• _EXERCISE_
Look through the records below, and copy out every line that holds the string "name".

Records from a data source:

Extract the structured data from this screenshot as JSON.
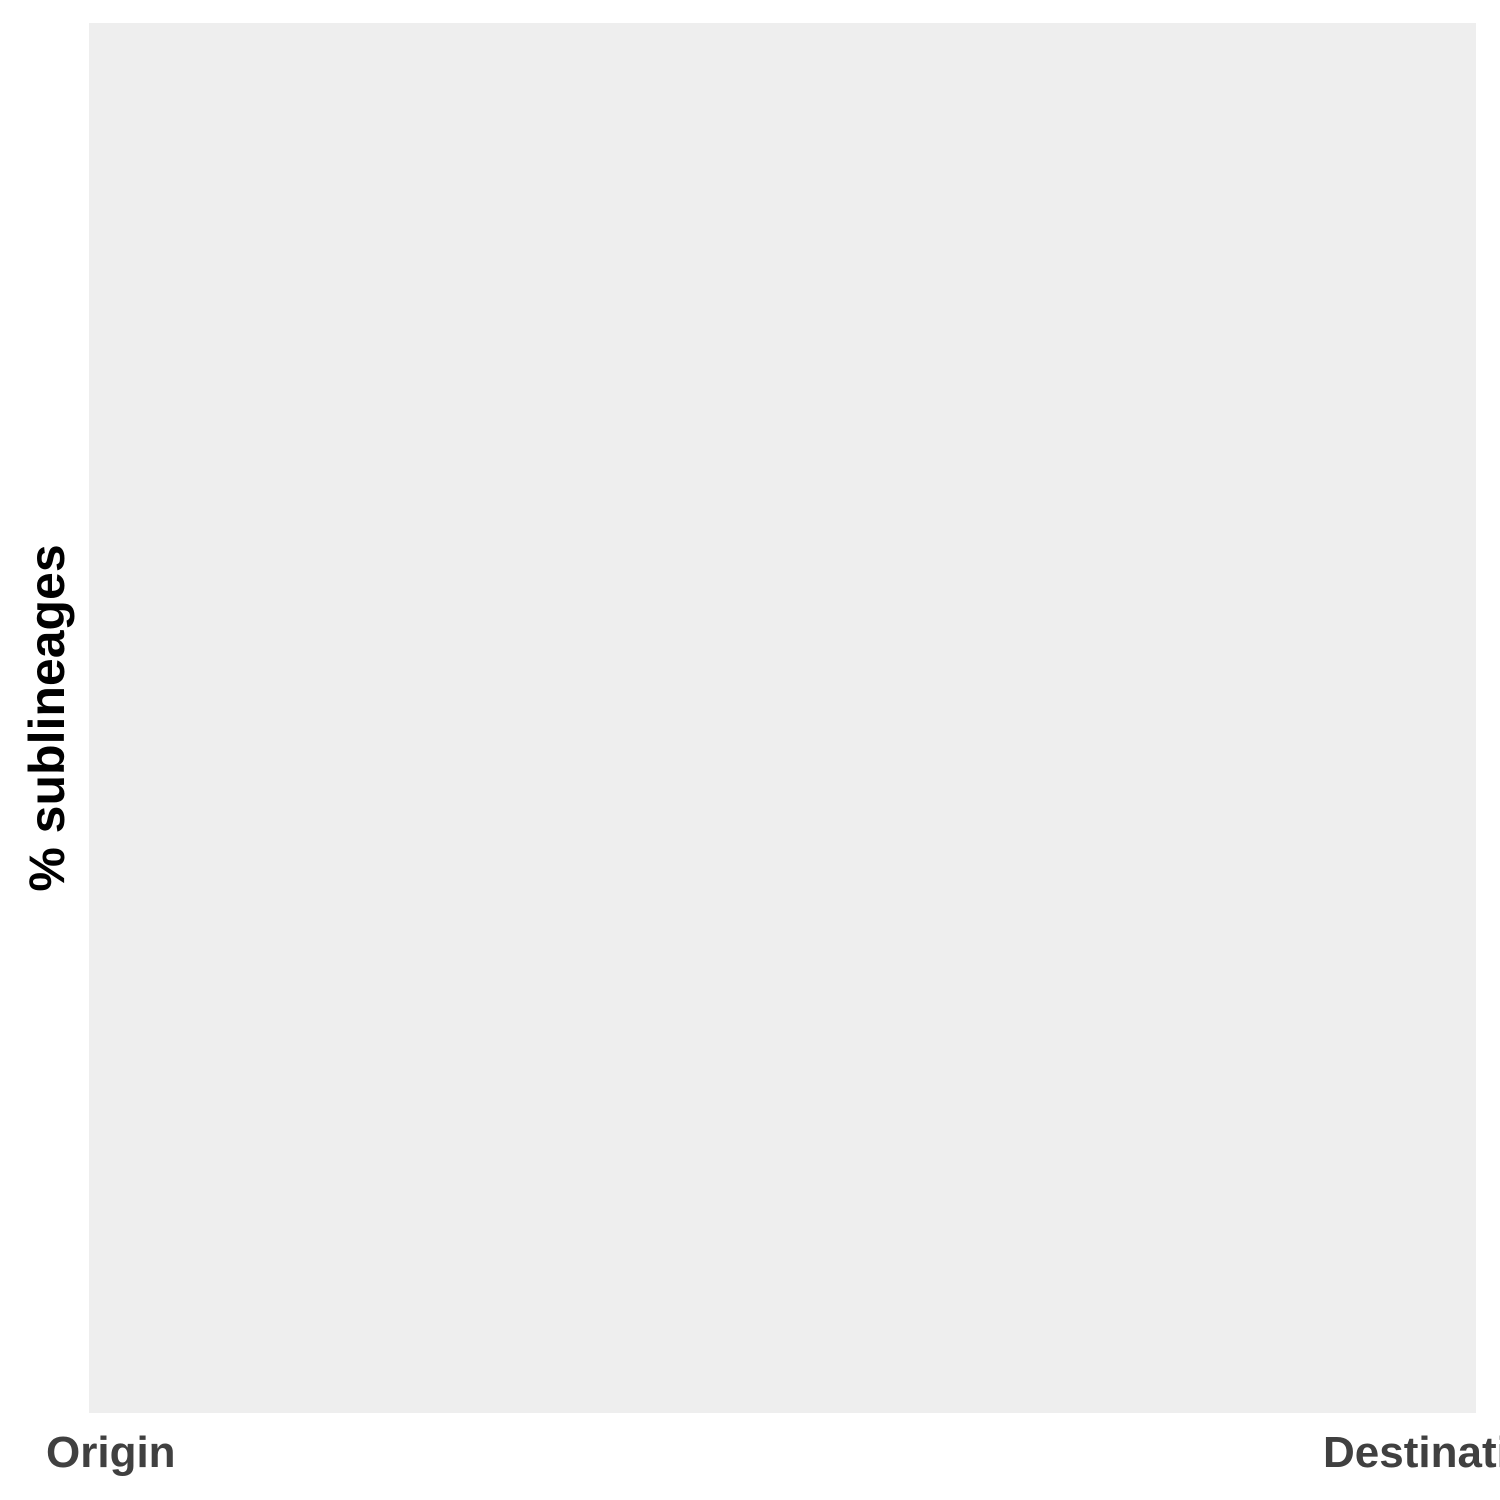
{
  "chart_data": {
    "type": "line",
    "categories": [
      "Origin",
      "Destination"
    ],
    "series": [],
    "title": "",
    "xlabel": "",
    "ylabel": "% sublineages",
    "grid": false,
    "panel_background": "#eeeeee",
    "axis_text_color": "#404040",
    "axis_title_color": "#000000"
  }
}
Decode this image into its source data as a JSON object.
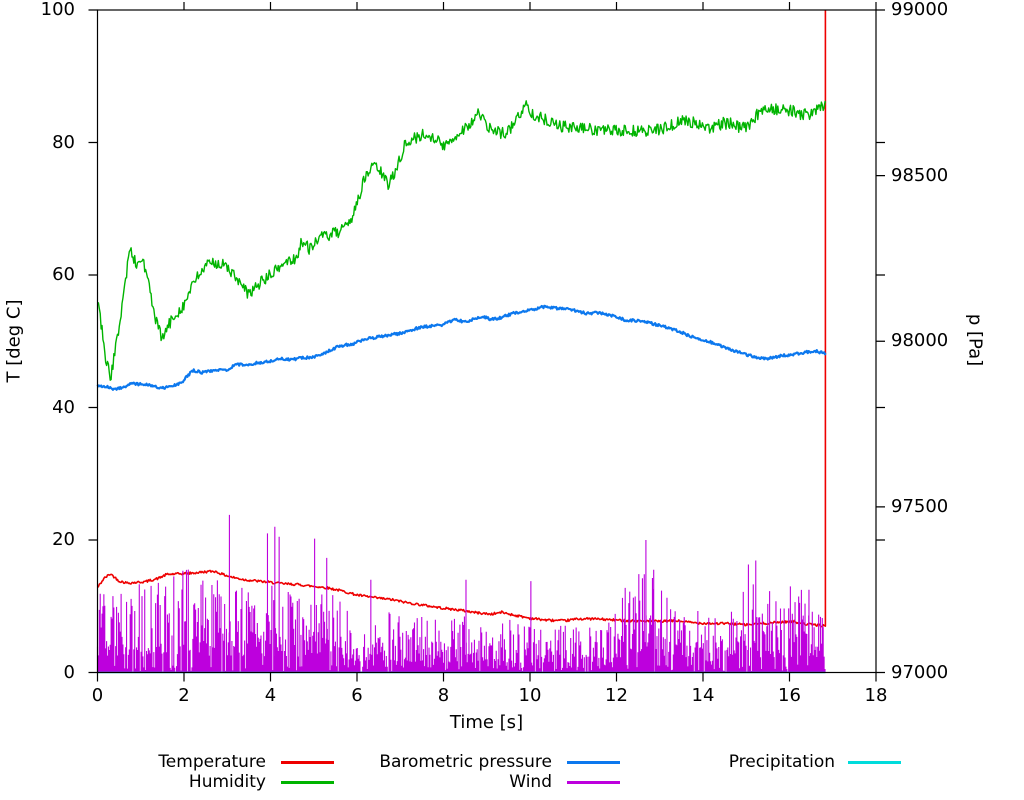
{
  "chart_data": {
    "type": "line",
    "title": "",
    "xlabel": "Time [s]",
    "ylabel_left": "T [deg C]",
    "ylabel_right": "p [Pa]",
    "xlim": [
      0,
      18
    ],
    "ylim_left": [
      0,
      100
    ],
    "ylim_right": [
      97000,
      99000
    ],
    "x_ticks": [
      0,
      2,
      4,
      6,
      8,
      10,
      12,
      14,
      16,
      18
    ],
    "y_ticks_left": [
      0,
      20,
      40,
      60,
      80,
      100
    ],
    "y_ticks_right": [
      97000,
      97500,
      98000,
      98500,
      99000
    ],
    "grid": false,
    "legend_position": "bottom",
    "x_end": 16.83,
    "noise_seed": 42,
    "series": [
      {
        "id": "temperature",
        "name": "Temperature",
        "color": "#ee0000",
        "axis": "left",
        "style": "line",
        "noise": 0.18,
        "width": 1.6,
        "spike_to_top": true,
        "anchors": [
          [
            0,
            12.8
          ],
          [
            0.15,
            14.2
          ],
          [
            0.3,
            14.9
          ],
          [
            0.5,
            13.8
          ],
          [
            0.7,
            13.5
          ],
          [
            0.9,
            13.6
          ],
          [
            1.1,
            13.7
          ],
          [
            1.4,
            14.2
          ],
          [
            1.6,
            14.8
          ],
          [
            1.9,
            14.9
          ],
          [
            2.2,
            15.0
          ],
          [
            2.5,
            15.2
          ],
          [
            2.7,
            15.3
          ],
          [
            2.9,
            14.8
          ],
          [
            3.1,
            14.4
          ],
          [
            3.4,
            14.0
          ],
          [
            3.7,
            13.8
          ],
          [
            4.0,
            13.6
          ],
          [
            4.3,
            13.4
          ],
          [
            4.6,
            13.3
          ],
          [
            5.0,
            13.0
          ],
          [
            5.3,
            12.8
          ],
          [
            5.6,
            12.4
          ],
          [
            6.0,
            11.7
          ],
          [
            6.4,
            11.3
          ],
          [
            6.8,
            11.0
          ],
          [
            7.2,
            10.5
          ],
          [
            7.6,
            10.1
          ],
          [
            8.0,
            9.7
          ],
          [
            8.4,
            9.4
          ],
          [
            8.8,
            9.0
          ],
          [
            9.1,
            8.8
          ],
          [
            9.35,
            9.1
          ],
          [
            9.6,
            8.7
          ],
          [
            10.0,
            8.2
          ],
          [
            10.4,
            7.9
          ],
          [
            10.8,
            7.8
          ],
          [
            11.1,
            8.1
          ],
          [
            11.5,
            8.1
          ],
          [
            12.0,
            7.9
          ],
          [
            12.5,
            7.8
          ],
          [
            13.0,
            7.7
          ],
          [
            13.4,
            7.8
          ],
          [
            13.8,
            7.5
          ],
          [
            14.2,
            7.4
          ],
          [
            14.6,
            7.4
          ],
          [
            15.0,
            7.2
          ],
          [
            15.4,
            7.4
          ],
          [
            15.8,
            7.6
          ],
          [
            16.1,
            7.7
          ],
          [
            16.35,
            7.3
          ],
          [
            16.6,
            7.2
          ],
          [
            16.83,
            7.0
          ]
        ]
      },
      {
        "id": "humidity",
        "name": "Humidity",
        "color": "#00b400",
        "axis": "left",
        "style": "line",
        "noise": 0.9,
        "width": 1.4,
        "spike_to_top": false,
        "anchors": [
          [
            0,
            56.5
          ],
          [
            0.1,
            52
          ],
          [
            0.2,
            47
          ],
          [
            0.3,
            44.5
          ],
          [
            0.45,
            50
          ],
          [
            0.6,
            57
          ],
          [
            0.75,
            64
          ],
          [
            0.9,
            61.5
          ],
          [
            1.05,
            62.5
          ],
          [
            1.2,
            58
          ],
          [
            1.35,
            53
          ],
          [
            1.5,
            50.3
          ],
          [
            1.65,
            52.5
          ],
          [
            1.8,
            54
          ],
          [
            2.0,
            55.5
          ],
          [
            2.2,
            58.5
          ],
          [
            2.45,
            61
          ],
          [
            2.7,
            62
          ],
          [
            2.9,
            61.5
          ],
          [
            3.1,
            60.5
          ],
          [
            3.3,
            58.5
          ],
          [
            3.5,
            57
          ],
          [
            3.7,
            58.5
          ],
          [
            3.9,
            59.5
          ],
          [
            4.1,
            60.5
          ],
          [
            4.35,
            62
          ],
          [
            4.6,
            62.5
          ],
          [
            4.7,
            65
          ],
          [
            4.9,
            64
          ],
          [
            5.1,
            65.5
          ],
          [
            5.35,
            66
          ],
          [
            5.6,
            66.5
          ],
          [
            5.8,
            67.3
          ],
          [
            6.0,
            71
          ],
          [
            6.15,
            74
          ],
          [
            6.3,
            76
          ],
          [
            6.45,
            76.5
          ],
          [
            6.6,
            75
          ],
          [
            6.72,
            73.5
          ],
          [
            6.9,
            76
          ],
          [
            7.1,
            79.5
          ],
          [
            7.3,
            80.5
          ],
          [
            7.55,
            81.2
          ],
          [
            7.8,
            80.8
          ],
          [
            8.0,
            79.3
          ],
          [
            8.2,
            80.5
          ],
          [
            8.45,
            82
          ],
          [
            8.7,
            83.3
          ],
          [
            8.8,
            84.5
          ],
          [
            9.0,
            82.5
          ],
          [
            9.2,
            81.5
          ],
          [
            9.45,
            81.5
          ],
          [
            9.6,
            82.5
          ],
          [
            9.75,
            84.2
          ],
          [
            9.9,
            85.6
          ],
          [
            10.1,
            84.2
          ],
          [
            10.35,
            83.4
          ],
          [
            10.55,
            83.2
          ],
          [
            10.7,
            82.4
          ],
          [
            11.0,
            82.2
          ],
          [
            11.4,
            82
          ],
          [
            11.8,
            81.8
          ],
          [
            12.2,
            81.7
          ],
          [
            12.6,
            81.7
          ],
          [
            13.0,
            82
          ],
          [
            13.3,
            82.6
          ],
          [
            13.55,
            83.4
          ],
          [
            13.75,
            83
          ],
          [
            14.0,
            82.6
          ],
          [
            14.2,
            82.2
          ],
          [
            14.45,
            82.9
          ],
          [
            14.65,
            82.9
          ],
          [
            14.85,
            82.3
          ],
          [
            15.05,
            82.2
          ],
          [
            15.25,
            84.2
          ],
          [
            15.45,
            85.4
          ],
          [
            15.65,
            85.1
          ],
          [
            15.85,
            84.8
          ],
          [
            16.1,
            84.8
          ],
          [
            16.3,
            84.1
          ],
          [
            16.5,
            84.4
          ],
          [
            16.7,
            85.2
          ],
          [
            16.83,
            86
          ]
        ]
      },
      {
        "id": "pressure",
        "name": "Barometric pressure",
        "color": "#0c78ee",
        "axis": "right",
        "style": "line",
        "noise": 4,
        "width": 2.2,
        "spike_to_top": false,
        "anchors": [
          [
            0,
            97866
          ],
          [
            0.2,
            97864
          ],
          [
            0.4,
            97855
          ],
          [
            0.6,
            97862
          ],
          [
            0.8,
            97872
          ],
          [
            1.0,
            97870
          ],
          [
            1.2,
            97868
          ],
          [
            1.45,
            97858
          ],
          [
            1.7,
            97863
          ],
          [
            1.95,
            97876
          ],
          [
            2.2,
            97912
          ],
          [
            2.45,
            97905
          ],
          [
            2.7,
            97913
          ],
          [
            3.0,
            97914
          ],
          [
            3.2,
            97930
          ],
          [
            3.45,
            97928
          ],
          [
            3.7,
            97935
          ],
          [
            3.95,
            97938
          ],
          [
            4.2,
            97948
          ],
          [
            4.45,
            97944
          ],
          [
            4.7,
            97949
          ],
          [
            5.0,
            97952
          ],
          [
            5.3,
            97968
          ],
          [
            5.6,
            97986
          ],
          [
            5.9,
            97992
          ],
          [
            6.2,
            98006
          ],
          [
            6.5,
            98014
          ],
          [
            6.8,
            98020
          ],
          [
            7.1,
            98026
          ],
          [
            7.4,
            98040
          ],
          [
            7.7,
            98046
          ],
          [
            8.0,
            98050
          ],
          [
            8.25,
            98066
          ],
          [
            8.5,
            98058
          ],
          [
            8.75,
            98070
          ],
          [
            8.9,
            98076
          ],
          [
            9.1,
            98066
          ],
          [
            9.3,
            98070
          ],
          [
            9.6,
            98084
          ],
          [
            9.9,
            98092
          ],
          [
            10.1,
            98096
          ],
          [
            10.3,
            98104
          ],
          [
            10.55,
            98100
          ],
          [
            10.8,
            98098
          ],
          [
            11.0,
            98094
          ],
          [
            11.3,
            98084
          ],
          [
            11.6,
            98086
          ],
          [
            11.9,
            98078
          ],
          [
            12.2,
            98064
          ],
          [
            12.5,
            98062
          ],
          [
            12.8,
            98054
          ],
          [
            13.1,
            98044
          ],
          [
            13.4,
            98032
          ],
          [
            13.7,
            98016
          ],
          [
            14.0,
            98004
          ],
          [
            14.3,
            97992
          ],
          [
            14.6,
            97976
          ],
          [
            14.9,
            97964
          ],
          [
            15.2,
            97952
          ],
          [
            15.5,
            97948
          ],
          [
            15.8,
            97956
          ],
          [
            16.1,
            97960
          ],
          [
            16.35,
            97966
          ],
          [
            16.6,
            97970
          ],
          [
            16.83,
            97964
          ]
        ]
      },
      {
        "id": "wind",
        "name": "Wind",
        "color": "#bd00dd",
        "axis": "left",
        "style": "spikes",
        "width": 1.1,
        "step": 0.021,
        "low_prob": 0.18,
        "envelope": [
          [
            0,
            13
          ],
          [
            0.5,
            14
          ],
          [
            1,
            13.5
          ],
          [
            1.5,
            14
          ],
          [
            2,
            16
          ],
          [
            2.5,
            14
          ],
          [
            3,
            14.5
          ],
          [
            3.5,
            13
          ],
          [
            4,
            14
          ],
          [
            4.3,
            13
          ],
          [
            4.6,
            12
          ],
          [
            5.0,
            13.5
          ],
          [
            5.5,
            12
          ],
          [
            5.8,
            11
          ],
          [
            5.9,
            4.5
          ],
          [
            6.1,
            5.5
          ],
          [
            6.3,
            10
          ],
          [
            6.5,
            9
          ],
          [
            6.8,
            10
          ],
          [
            7.2,
            8
          ],
          [
            7.6,
            9
          ],
          [
            8.0,
            8
          ],
          [
            8.4,
            9
          ],
          [
            9.0,
            7
          ],
          [
            9.5,
            8
          ],
          [
            10.0,
            8
          ],
          [
            10.5,
            7
          ],
          [
            11.0,
            8
          ],
          [
            11.5,
            7
          ],
          [
            11.9,
            8
          ],
          [
            12.2,
            13
          ],
          [
            12.5,
            15
          ],
          [
            12.7,
            16
          ],
          [
            12.9,
            14
          ],
          [
            13.1,
            12
          ],
          [
            13.4,
            9
          ],
          [
            13.8,
            10
          ],
          [
            14.2,
            9
          ],
          [
            14.6,
            12
          ],
          [
            15.0,
            14
          ],
          [
            15.2,
            14
          ],
          [
            15.4,
            12
          ],
          [
            15.7,
            13
          ],
          [
            16.0,
            12
          ],
          [
            16.3,
            13
          ],
          [
            16.6,
            11
          ],
          [
            16.83,
            12
          ]
        ],
        "spikes": [
          [
            3.05,
            23.8
          ],
          [
            3.93,
            21
          ],
          [
            4.1,
            22
          ],
          [
            4.2,
            20.5
          ],
          [
            5.02,
            20.2
          ],
          [
            5.3,
            17.3
          ],
          [
            6.32,
            14
          ],
          [
            8.52,
            14
          ],
          [
            10.02,
            13.8
          ],
          [
            12.68,
            20
          ],
          [
            12.86,
            15.5
          ],
          [
            15.05,
            16.3
          ],
          [
            15.22,
            16.9
          ],
          [
            16.02,
            13
          ],
          [
            16.45,
            12.5
          ]
        ]
      },
      {
        "id": "precipitation",
        "name": "Precipitation",
        "color": "#00dcdc",
        "axis": "left",
        "style": "line",
        "noise": 0,
        "width": 1.6,
        "spike_to_top": false,
        "anchors": [
          [
            0,
            0
          ],
          [
            16.83,
            0
          ]
        ]
      }
    ]
  },
  "legend": {
    "items": [
      {
        "label": "Temperature",
        "series_id": "temperature",
        "slot": 0
      },
      {
        "label": "Barometric pressure",
        "series_id": "pressure",
        "slot": 1
      },
      {
        "label": "Precipitation",
        "series_id": "precipitation",
        "slot": 2
      },
      {
        "label": "Humidity",
        "series_id": "humidity",
        "slot": 3
      },
      {
        "label": "Wind",
        "series_id": "wind",
        "slot": 4
      }
    ]
  }
}
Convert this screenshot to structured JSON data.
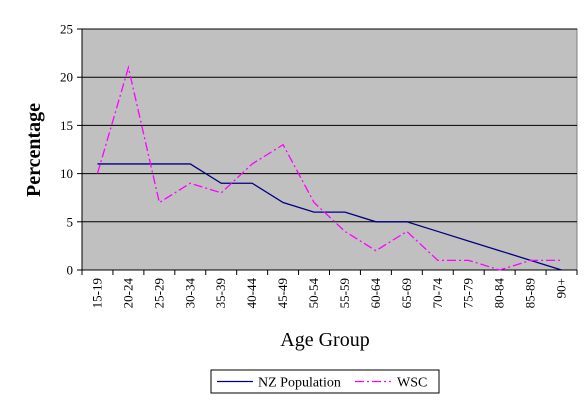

• _REPLY_
        "name": "Temperature",
        "name": "Humidity",
        "name": "Barometric pressure",
        "name": "Wind",
        "name": "Precipitation",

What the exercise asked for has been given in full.